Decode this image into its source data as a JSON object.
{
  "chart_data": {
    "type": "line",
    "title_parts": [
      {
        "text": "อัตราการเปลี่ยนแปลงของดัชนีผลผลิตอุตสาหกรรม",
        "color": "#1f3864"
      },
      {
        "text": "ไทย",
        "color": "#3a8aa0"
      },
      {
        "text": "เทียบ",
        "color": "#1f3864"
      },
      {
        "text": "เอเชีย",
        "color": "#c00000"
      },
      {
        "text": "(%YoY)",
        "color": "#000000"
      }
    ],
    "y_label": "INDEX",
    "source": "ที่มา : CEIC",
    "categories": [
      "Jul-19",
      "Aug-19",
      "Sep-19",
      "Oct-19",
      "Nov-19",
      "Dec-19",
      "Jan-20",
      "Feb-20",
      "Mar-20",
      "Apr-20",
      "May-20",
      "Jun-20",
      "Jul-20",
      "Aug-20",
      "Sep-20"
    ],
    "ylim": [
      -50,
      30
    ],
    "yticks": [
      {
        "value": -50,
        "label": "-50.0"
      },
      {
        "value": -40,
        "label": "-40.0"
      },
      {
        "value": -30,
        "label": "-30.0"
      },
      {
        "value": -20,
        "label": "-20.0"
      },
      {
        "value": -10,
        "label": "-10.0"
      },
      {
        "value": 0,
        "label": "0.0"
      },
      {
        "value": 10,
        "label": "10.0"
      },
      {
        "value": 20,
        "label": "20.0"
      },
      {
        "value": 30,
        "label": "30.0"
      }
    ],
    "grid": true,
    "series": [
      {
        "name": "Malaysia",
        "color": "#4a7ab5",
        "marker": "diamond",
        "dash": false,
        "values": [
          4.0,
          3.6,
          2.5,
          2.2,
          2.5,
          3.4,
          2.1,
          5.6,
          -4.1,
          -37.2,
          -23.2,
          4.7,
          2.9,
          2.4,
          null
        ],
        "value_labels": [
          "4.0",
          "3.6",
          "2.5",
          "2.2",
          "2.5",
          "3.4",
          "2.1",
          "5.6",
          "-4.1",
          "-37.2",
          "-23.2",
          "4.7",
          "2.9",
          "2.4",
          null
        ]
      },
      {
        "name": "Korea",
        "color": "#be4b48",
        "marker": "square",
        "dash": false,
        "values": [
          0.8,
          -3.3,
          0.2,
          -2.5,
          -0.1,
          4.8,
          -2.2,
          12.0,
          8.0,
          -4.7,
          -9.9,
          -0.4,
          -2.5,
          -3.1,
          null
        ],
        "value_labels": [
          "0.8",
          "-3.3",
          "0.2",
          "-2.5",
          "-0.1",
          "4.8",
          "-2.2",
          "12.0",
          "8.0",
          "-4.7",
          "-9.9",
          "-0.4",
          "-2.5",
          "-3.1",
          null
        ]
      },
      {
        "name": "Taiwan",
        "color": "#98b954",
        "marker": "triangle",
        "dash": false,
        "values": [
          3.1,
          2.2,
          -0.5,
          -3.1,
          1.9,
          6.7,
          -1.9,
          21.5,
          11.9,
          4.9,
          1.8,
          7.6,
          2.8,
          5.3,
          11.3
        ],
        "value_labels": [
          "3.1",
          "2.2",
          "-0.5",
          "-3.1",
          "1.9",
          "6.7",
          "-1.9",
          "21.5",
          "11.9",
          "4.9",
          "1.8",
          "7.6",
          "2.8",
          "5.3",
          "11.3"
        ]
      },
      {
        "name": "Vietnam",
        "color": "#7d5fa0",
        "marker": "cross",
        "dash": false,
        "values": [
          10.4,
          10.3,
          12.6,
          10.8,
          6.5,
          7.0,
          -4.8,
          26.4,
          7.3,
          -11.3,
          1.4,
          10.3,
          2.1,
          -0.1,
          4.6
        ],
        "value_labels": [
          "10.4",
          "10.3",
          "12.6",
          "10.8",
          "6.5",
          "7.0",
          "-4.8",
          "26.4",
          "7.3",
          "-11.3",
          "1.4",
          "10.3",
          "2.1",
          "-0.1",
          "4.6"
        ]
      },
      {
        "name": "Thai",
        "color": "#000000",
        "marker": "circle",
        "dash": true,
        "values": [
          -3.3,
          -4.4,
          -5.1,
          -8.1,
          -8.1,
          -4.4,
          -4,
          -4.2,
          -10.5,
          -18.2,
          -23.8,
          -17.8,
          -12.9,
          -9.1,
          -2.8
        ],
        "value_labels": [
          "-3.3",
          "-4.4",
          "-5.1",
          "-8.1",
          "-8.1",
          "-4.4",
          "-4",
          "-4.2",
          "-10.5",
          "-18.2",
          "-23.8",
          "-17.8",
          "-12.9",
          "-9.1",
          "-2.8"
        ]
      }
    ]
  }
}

────────────────

# SHORT PROBLEM:
Only lines with the string "name" belong in your answer; copy each one.

# SOLUTION TO THE PROBLEM:
        "name": "Malaysia",
        "name": "Korea",
        "name": "Taiwan",
        "name": "Vietnam",
        "name": "Thai",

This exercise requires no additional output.